== Exercise directions ==
Quote the data below in full, please, without altering anything.

# # #

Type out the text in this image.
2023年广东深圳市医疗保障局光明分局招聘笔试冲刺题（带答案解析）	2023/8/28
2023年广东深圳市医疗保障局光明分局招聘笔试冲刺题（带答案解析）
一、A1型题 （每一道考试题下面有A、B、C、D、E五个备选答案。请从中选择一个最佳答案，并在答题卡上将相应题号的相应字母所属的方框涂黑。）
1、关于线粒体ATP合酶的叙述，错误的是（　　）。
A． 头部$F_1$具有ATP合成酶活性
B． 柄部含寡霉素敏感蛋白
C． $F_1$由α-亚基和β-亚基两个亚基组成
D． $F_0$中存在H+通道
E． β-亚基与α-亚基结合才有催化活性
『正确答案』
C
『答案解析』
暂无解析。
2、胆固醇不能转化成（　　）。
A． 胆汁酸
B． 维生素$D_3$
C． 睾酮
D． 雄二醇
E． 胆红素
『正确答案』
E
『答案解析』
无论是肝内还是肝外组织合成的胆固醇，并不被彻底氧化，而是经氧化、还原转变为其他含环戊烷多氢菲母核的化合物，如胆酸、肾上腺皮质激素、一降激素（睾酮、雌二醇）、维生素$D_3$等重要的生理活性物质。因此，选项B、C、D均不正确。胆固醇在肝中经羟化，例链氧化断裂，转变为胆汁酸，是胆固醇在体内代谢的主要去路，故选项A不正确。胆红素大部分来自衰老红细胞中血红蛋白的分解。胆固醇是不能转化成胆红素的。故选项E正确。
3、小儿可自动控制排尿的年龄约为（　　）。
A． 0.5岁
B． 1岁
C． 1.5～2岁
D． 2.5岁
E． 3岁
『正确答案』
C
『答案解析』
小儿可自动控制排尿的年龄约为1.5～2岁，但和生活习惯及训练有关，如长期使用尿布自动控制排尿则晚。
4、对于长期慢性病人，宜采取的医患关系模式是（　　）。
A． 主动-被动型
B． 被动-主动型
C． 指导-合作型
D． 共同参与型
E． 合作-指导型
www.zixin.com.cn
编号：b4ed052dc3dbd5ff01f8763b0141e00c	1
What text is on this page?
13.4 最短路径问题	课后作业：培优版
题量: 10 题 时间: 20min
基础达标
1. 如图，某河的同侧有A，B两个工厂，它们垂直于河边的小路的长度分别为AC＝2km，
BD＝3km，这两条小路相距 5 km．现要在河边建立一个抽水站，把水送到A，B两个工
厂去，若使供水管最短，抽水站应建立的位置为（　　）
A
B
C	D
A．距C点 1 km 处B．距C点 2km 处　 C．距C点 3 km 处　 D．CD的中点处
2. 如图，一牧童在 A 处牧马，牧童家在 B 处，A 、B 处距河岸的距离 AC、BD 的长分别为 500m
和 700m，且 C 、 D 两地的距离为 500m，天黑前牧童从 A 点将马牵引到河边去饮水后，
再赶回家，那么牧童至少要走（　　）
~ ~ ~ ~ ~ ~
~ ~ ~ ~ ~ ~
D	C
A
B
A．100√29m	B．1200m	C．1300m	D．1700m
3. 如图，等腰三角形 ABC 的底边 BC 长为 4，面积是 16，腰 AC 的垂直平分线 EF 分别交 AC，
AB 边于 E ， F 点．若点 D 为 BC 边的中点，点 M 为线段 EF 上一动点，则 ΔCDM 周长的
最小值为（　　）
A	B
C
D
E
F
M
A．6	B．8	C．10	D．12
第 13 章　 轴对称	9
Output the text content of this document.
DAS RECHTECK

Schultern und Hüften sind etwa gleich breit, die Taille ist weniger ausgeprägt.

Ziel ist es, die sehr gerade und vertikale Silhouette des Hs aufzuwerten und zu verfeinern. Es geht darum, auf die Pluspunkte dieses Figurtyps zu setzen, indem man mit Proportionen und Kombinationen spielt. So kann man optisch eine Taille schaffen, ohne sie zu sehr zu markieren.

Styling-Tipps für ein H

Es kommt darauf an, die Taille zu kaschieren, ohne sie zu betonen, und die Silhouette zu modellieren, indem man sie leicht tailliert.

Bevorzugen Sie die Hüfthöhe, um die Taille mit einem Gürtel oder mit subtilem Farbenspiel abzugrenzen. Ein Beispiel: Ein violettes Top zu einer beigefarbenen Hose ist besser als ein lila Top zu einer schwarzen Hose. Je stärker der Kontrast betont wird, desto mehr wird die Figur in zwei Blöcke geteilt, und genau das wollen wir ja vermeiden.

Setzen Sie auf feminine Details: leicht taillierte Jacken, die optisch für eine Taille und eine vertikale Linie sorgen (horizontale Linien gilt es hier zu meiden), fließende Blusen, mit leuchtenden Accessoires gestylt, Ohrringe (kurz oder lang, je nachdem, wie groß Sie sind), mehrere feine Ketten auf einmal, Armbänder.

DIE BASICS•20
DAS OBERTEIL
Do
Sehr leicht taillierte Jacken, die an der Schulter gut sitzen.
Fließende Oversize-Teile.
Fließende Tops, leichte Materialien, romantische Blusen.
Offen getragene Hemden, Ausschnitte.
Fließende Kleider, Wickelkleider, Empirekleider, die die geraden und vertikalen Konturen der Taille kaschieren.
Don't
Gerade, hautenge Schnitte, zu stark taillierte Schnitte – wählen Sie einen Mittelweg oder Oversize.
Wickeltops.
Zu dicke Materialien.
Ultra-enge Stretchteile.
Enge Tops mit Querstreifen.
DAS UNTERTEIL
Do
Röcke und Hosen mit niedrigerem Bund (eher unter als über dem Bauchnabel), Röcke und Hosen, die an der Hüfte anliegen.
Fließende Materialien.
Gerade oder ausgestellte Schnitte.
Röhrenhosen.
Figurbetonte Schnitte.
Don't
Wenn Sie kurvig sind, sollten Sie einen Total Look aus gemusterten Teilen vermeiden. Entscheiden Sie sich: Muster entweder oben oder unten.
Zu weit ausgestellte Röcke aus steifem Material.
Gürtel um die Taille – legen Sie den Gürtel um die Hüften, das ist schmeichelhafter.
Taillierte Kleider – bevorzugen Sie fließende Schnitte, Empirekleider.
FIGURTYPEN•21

# # #

== Response to the exercise ==
Type out the text in this image.
2023年广东深圳市医疗保障局光明分局招聘笔试冲刺题（带答案解析）	2023/8/28
2023年广东深圳市医疗保障局光明分局招聘笔试冲刺题（带答案解析）
一、A1型题 （每一道考试题下面有A、B、C、D、E五个备选答案。请从中选择一个最佳答案，并在答题卡上将相应题号的相应字母所属的方框涂黑。）
1、关于线粒体ATP合酶的叙述，错误的是（　　）。
A． 头部$F_1$具有ATP合成酶活性
B． 柄部含寡霉素敏感蛋白
C． $F_1$由α-亚基和β-亚基两个亚基组成
D． $F_0$中存在H+通道
E． β-亚基与α-亚基结合才有催化活性
『正确答案』
C
『答案解析』
暂无解析。
2、胆固醇不能转化成（　　）。
A． 胆汁酸
B． 维生素$D_3$
C． 睾酮
D． 雄二醇
E． 胆红素
『正确答案』
E
『答案解析』
无论是肝内还是肝外组织合成的胆固醇，并不被彻底氧化，而是经氧化、还原转变为其他含环戊烷多氢菲母核的化合物，如胆酸、肾上腺皮质激素、一降激素（睾酮、雌二醇）、维生素$D_3$等重要的生理活性物质。因此，选项B、C、D均不正确。胆固醇在肝中经羟化，例链氧化断裂，转变为胆汁酸，是胆固醇在体内代谢的主要去路，故选项A不正确。胆红素大部分来自衰老红细胞中血红蛋白的分解。胆固醇是不能转化成胆红素的。故选项E正确。
3、小儿可自动控制排尿的年龄约为（　　）。
A． 0.5岁
B． 1岁
C． 1.5～2岁
D． 2.5岁
E． 3岁
『正确答案』
C
『答案解析』
小儿可自动控制排尿的年龄约为1.5～2岁，但和生活习惯及训练有关，如长期使用尿布自动控制排尿则晚。
4、对于长期慢性病人，宜采取的医患关系模式是（　　）。
A． 主动-被动型
B． 被动-主动型
C． 指导-合作型
D． 共同参与型
E． 合作-指导型
www.zixin.com.cn
编号：b4ed052dc3dbd5ff01f8763b0141e00c	1
What text is on this page?
13.4 最短路径问题	课后作业：培优版
题量: 10 题 时间: 20min
基础达标
1. 如图，某河的同侧有A，B两个工厂，它们垂直于河边的小路的长度分别为AC＝2km，
BD＝3km，这两条小路相距 5 km．现要在河边建立一个抽水站，把水送到A，B两个工
厂去，若使供水管最短，抽水站应建立的位置为（　　）
A
B
C	D
A．距C点 1 km 处B．距C点 2km 处　 C．距C点 3 km 处　 D．CD的中点处
2. 如图，一牧童在 A 处牧马，牧童家在 B 处，A 、B 处距河岸的距离 AC、BD 的长分别为 500m
和 700m，且 C 、 D 两地的距离为 500m，天黑前牧童从 A 点将马牵引到河边去饮水后，
再赶回家，那么牧童至少要走（　　）
~ ~ ~ ~ ~ ~
~ ~ ~ ~ ~ ~
D	C
A
B
A．100√29m	B．1200m	C．1300m	D．1700m
3. 如图，等腰三角形 ABC 的底边 BC 长为 4，面积是 16，腰 AC 的垂直平分线 EF 分别交 AC，
AB 边于 E ， F 点．若点 D 为 BC 边的中点，点 M 为线段 EF 上一动点，则 ΔCDM 周长的
最小值为（　　）
A	B
C
D
E
F
M
A．6	B．8	C．10	D．12
第 13 章　 轴对称	9
Output the text content of this document.
DAS RECHTECK

Schultern und Hüften sind etwa gleich breit, die Taille ist weniger ausgeprägt.

Ziel ist es, die sehr gerade und vertikale Silhouette des Hs aufzuwerten und zu verfeinern. Es geht darum, auf die Pluspunkte dieses Figurtyps zu setzen, indem man mit Proportionen und Kombinationen spielt. So kann man optisch eine Taille schaffen, ohne sie zu sehr zu markieren.

Styling-Tipps für ein H

Es kommt darauf an, die Taille zu kaschieren, ohne sie zu betonen, und die Silhouette zu modellieren, indem man sie leicht tailliert.

Bevorzugen Sie die Hüfthöhe, um die Taille mit einem Gürtel oder mit subtilem Farbenspiel abzugrenzen. Ein Beispiel: Ein violettes Top zu einer beigefarbenen Hose ist besser als ein lila Top zu einer schwarzen Hose. Je stärker der Kontrast betont wird, desto mehr wird die Figur in zwei Blöcke geteilt, und genau das wollen wir ja vermeiden.

Setzen Sie auf feminine Details: leicht taillierte Jacken, die optisch für eine Taille und eine vertikale Linie sorgen (horizontale Linien gilt es hier zu meiden), fließende Blusen, mit leuchtenden Accessoires gestylt, Ohrringe (kurz oder lang, je nachdem, wie groß Sie sind), mehrere feine Ketten auf einmal, Armbänder.

DIE BASICS•20
DAS OBERTEIL
Do
Sehr leicht taillierte Jacken, die an der Schulter gut sitzen.
Fließende Oversize-Teile.
Fließende Tops, leichte Materialien, romantische Blusen.
Offen getragene Hemden, Ausschnitte.
Fließende Kleider, Wickelkleider, Empirekleider, die die geraden und vertikalen Konturen der Taille kaschieren.
Don't
Gerade, hautenge Schnitte, zu stark taillierte Schnitte – wählen Sie einen Mittelweg oder Oversize.
Wickeltops.
Zu dicke Materialien.
Ultra-enge Stretchteile.
Enge Tops mit Querstreifen.
DAS UNTERTEIL
Do
Röcke und Hosen mit niedrigerem Bund (eher unter als über dem Bauchnabel), Röcke und Hosen, die an der Hüfte anliegen.
Fließende Materialien.
Gerade oder ausgestellte Schnitte.
Röhrenhosen.
Figurbetonte Schnitte.
Don't
Wenn Sie kurvig sind, sollten Sie einen Total Look aus gemusterten Teilen vermeiden. Entscheiden Sie sich: Muster entweder oben oder unten.
Zu weit ausgestellte Röcke aus steifem Material.
Gürtel um die Taille – legen Sie den Gürtel um die Hüften, das ist schmeichelhafter.
Taillierte Kleider – bevorzugen Sie fließende Schnitte, Empirekleider.
FIGURTYPEN•21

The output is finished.